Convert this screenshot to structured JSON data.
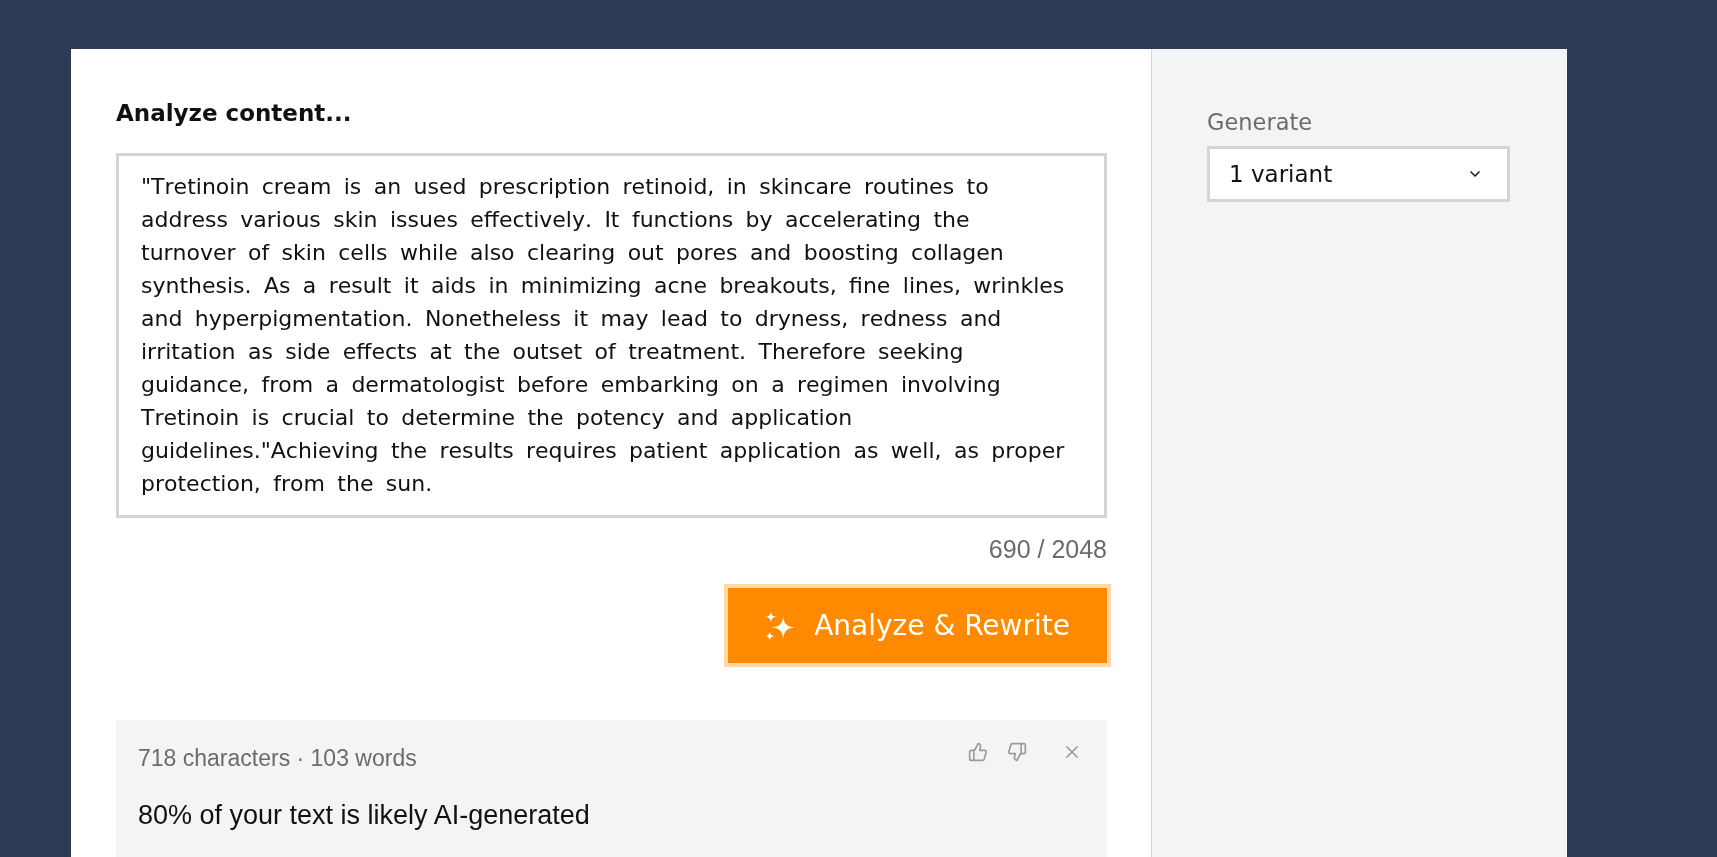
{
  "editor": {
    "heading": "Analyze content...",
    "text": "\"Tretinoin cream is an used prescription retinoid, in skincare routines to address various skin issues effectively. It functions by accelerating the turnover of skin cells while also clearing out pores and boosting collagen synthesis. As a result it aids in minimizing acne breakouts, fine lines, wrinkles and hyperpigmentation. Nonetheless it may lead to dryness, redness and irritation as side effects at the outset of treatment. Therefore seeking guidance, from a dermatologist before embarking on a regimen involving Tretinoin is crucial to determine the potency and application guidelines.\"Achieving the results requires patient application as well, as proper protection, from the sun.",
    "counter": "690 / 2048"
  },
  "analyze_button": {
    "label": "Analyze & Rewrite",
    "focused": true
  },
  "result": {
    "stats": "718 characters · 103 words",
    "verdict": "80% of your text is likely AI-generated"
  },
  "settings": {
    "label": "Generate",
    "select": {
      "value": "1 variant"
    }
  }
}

***

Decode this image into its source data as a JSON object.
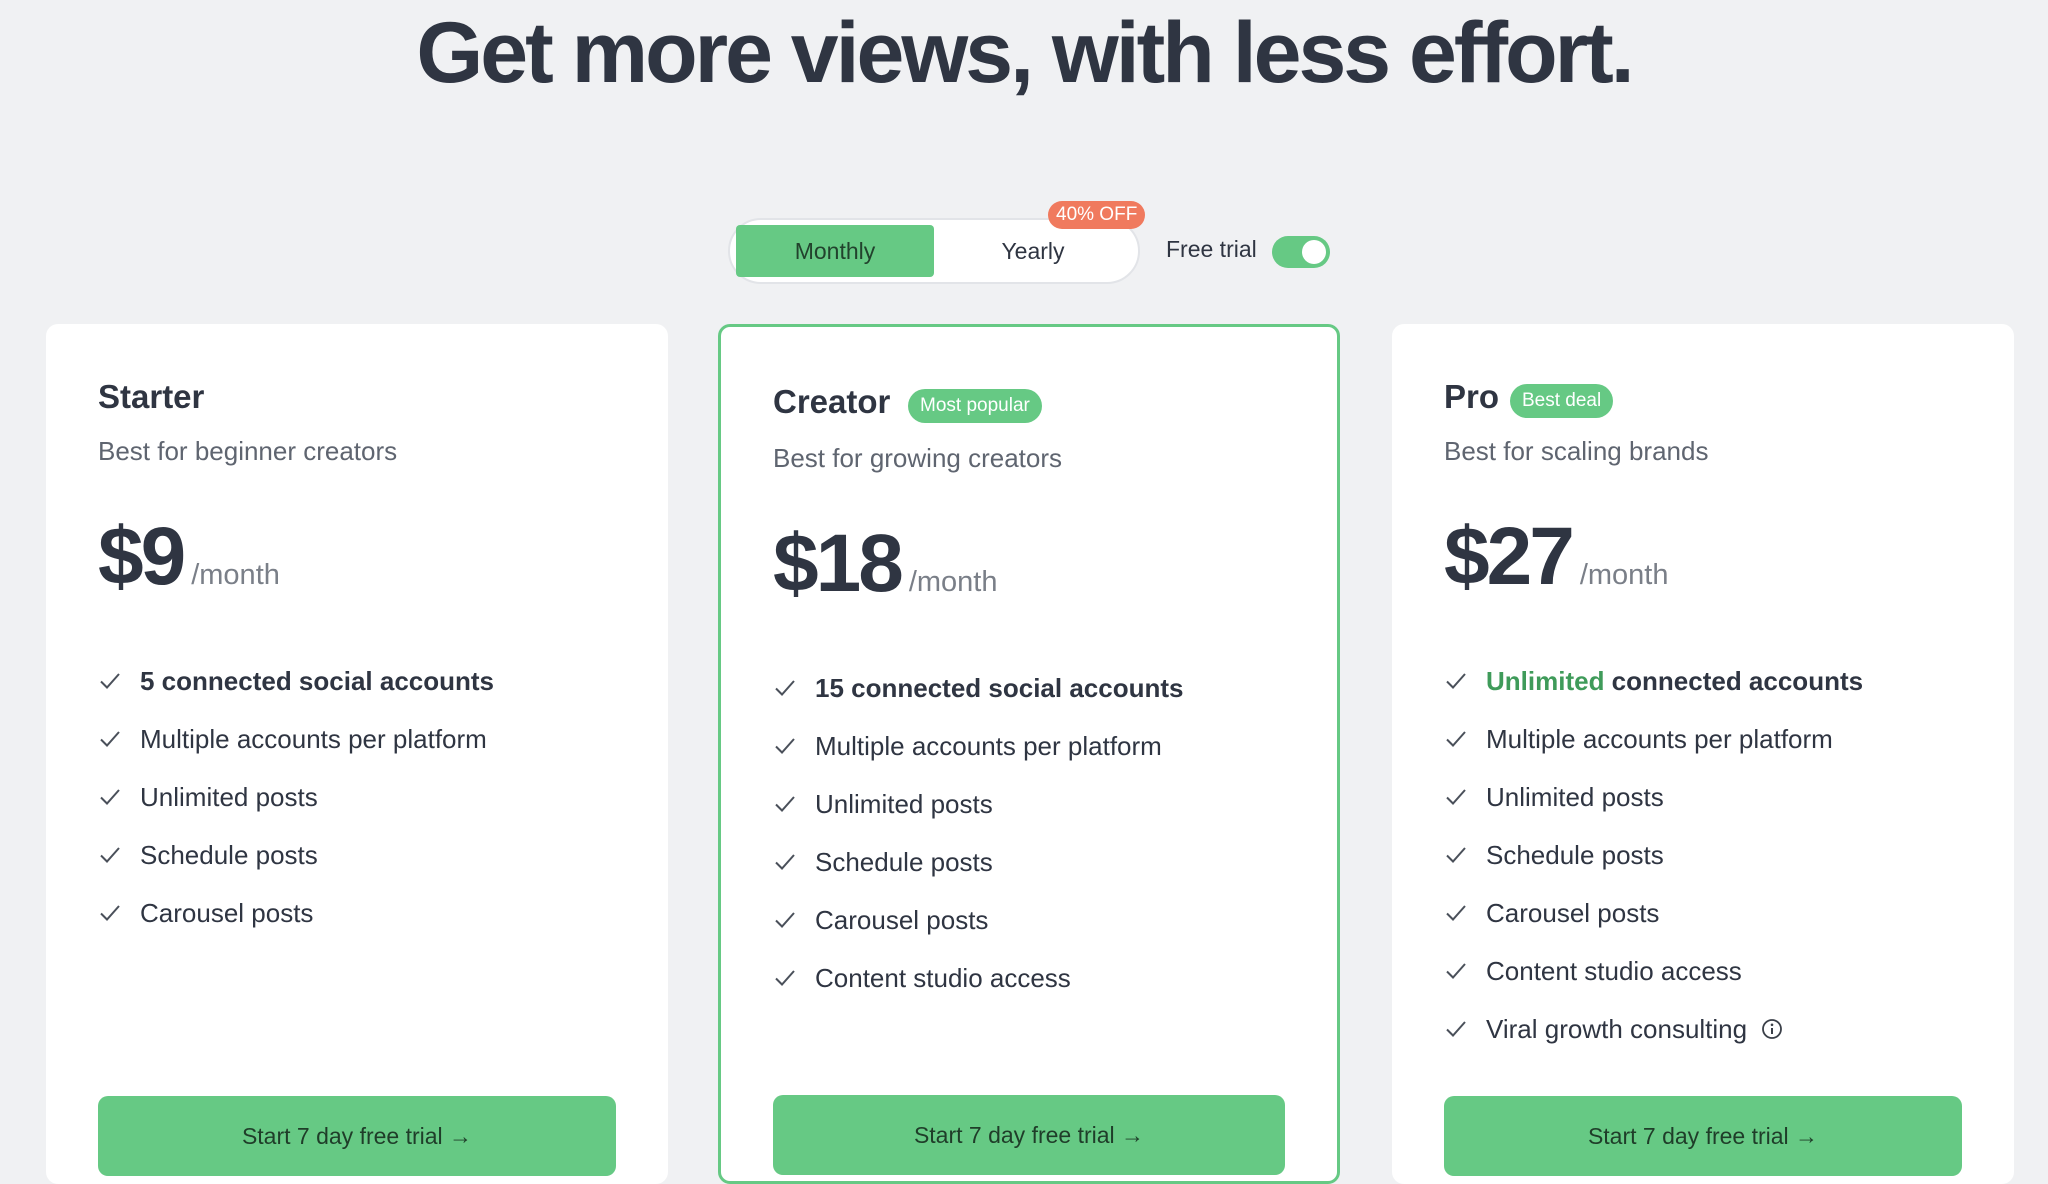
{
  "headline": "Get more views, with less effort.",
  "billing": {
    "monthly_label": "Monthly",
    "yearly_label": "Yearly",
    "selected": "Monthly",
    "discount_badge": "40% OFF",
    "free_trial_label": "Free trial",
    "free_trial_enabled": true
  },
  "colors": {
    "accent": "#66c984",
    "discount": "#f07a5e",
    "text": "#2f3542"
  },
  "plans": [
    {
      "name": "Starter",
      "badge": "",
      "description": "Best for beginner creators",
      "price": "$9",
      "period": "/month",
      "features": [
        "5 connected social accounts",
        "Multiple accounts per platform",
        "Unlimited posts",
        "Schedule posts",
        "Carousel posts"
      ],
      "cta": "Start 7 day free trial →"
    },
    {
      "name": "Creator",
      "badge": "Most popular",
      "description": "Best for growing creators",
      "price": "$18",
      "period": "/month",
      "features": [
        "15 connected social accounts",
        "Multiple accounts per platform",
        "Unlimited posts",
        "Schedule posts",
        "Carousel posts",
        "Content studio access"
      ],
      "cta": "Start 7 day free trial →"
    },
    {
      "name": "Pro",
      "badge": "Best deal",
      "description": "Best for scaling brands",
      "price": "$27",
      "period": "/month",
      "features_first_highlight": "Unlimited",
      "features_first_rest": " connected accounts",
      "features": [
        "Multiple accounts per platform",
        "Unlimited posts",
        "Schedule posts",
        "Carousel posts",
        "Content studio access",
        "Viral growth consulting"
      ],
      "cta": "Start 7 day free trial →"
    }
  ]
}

***

### What is expected
Using the entries above, state how many lines include the word "data", with no other words.

### Solution for this task
2